**Exercise description:** Check each line of the material below, and copy it if it holds the string "value".

......

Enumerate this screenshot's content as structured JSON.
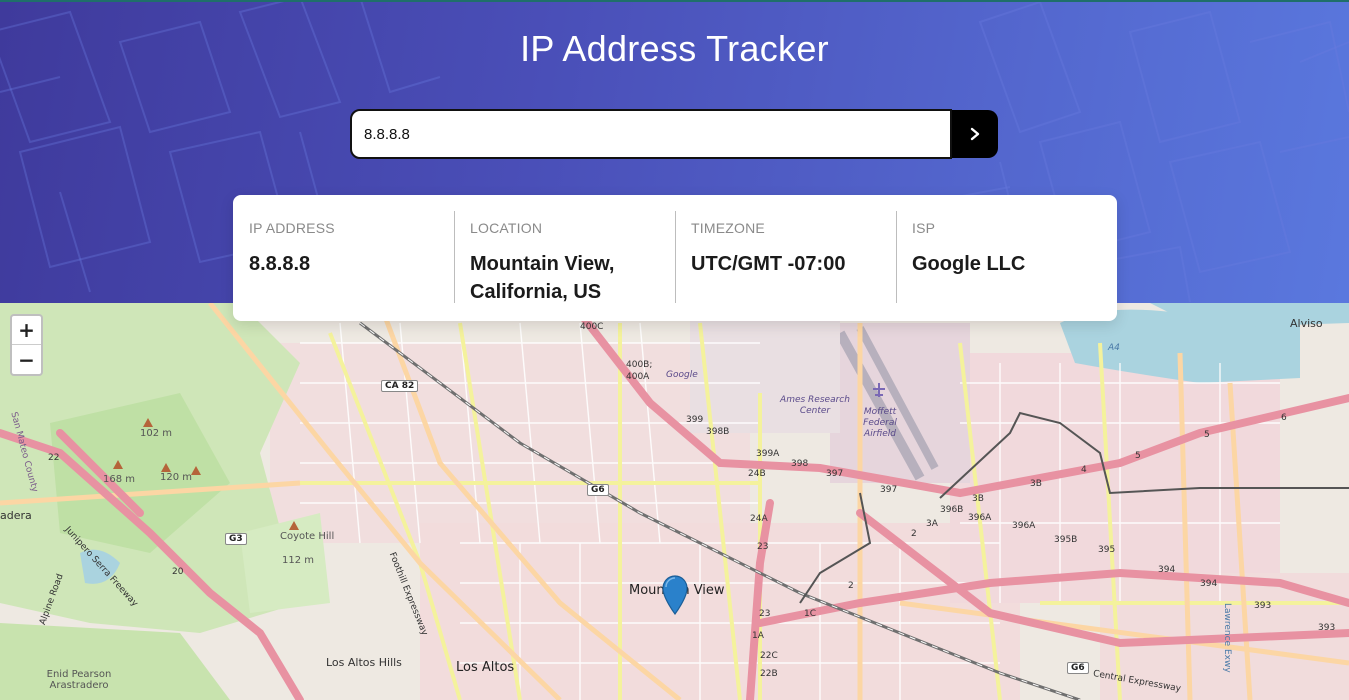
{
  "app": {
    "title": "IP Address Tracker"
  },
  "search": {
    "value": "8.8.8.8",
    "button_icon": "chevron-right-icon"
  },
  "info": [
    {
      "label": "IP ADDRESS",
      "value": "8.8.8.8"
    },
    {
      "label": "LOCATION",
      "value": "Mountain View, California, US"
    },
    {
      "label": "TIMEZONE",
      "value": "UTC/GMT -07:00"
    },
    {
      "label": "ISP",
      "value": "Google LLC"
    }
  ],
  "map": {
    "zoom_in": "+",
    "zoom_out": "−",
    "marker_icon": "location-pin-icon",
    "labels": {
      "city_mountain_view": "Mountain View",
      "city_los_altos": "Los Altos",
      "city_los_altos_hills": "Los Altos Hills",
      "city_alviso": "Alviso",
      "city_adera": "adera",
      "poi_ames": "Ames Research Center",
      "poi_moffett": "Moffett Federal Airfield",
      "poi_google": "Google",
      "poi_coyote_hill": "Coyote Hill",
      "poi_coyote_hill_elev": "112 m",
      "poi_enid": "Enid Pearson Arastradero",
      "elev_102": "102 m",
      "elev_120": "120 m",
      "elev_168": "168 m",
      "road_ca82": "CA 82",
      "road_g6_a": "G6",
      "road_g6_b": "G6",
      "road_g3": "G3",
      "road_a4": "A4",
      "exit_400c": "400C",
      "exit_400b": "400B;",
      "exit_400a": "400A",
      "exit_399": "399",
      "exit_398b": "398B",
      "exit_399a": "399A",
      "exit_398": "398",
      "exit_397": "397",
      "exit_397b": "397",
      "exit_24b": "24B",
      "exit_24a": "24A",
      "exit_23": "23",
      "exit_23b": "23",
      "exit_1a": "1A",
      "exit_1c": "1C",
      "exit_22c": "22C",
      "exit_22b": "22B",
      "exit_2": "2",
      "exit_2b": "2",
      "exit_3a": "3A",
      "exit_3b": "3B",
      "exit_3bb": "3B",
      "exit_396b": "396B",
      "exit_396a": "396A",
      "exit_396aa": "396A",
      "exit_395b": "395B",
      "exit_395": "395",
      "exit_394": "394",
      "exit_394b": "394",
      "exit_393": "393",
      "exit_393b": "393",
      "exit_4": "4",
      "exit_5": "5",
      "exit_5b": "5",
      "exit_6": "6",
      "exit_20": "20",
      "exit_22": "22",
      "road_junipero": "Junipero Serra Freeway",
      "road_foothill": "Foothill Expressway",
      "road_central": "Central Expressway",
      "road_alpine": "Alpine Road",
      "road_lawrence": "Lawrence Exwy",
      "county_san_mateo": "San Mateo County"
    }
  }
}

......

**Complete output:**
    "value": "8.8.8.8",
      "value": "8.8.8.8"
      "value": "Mountain View, California, US"
      "value": "UTC/GMT -07:00"
      "value": "Google LLC"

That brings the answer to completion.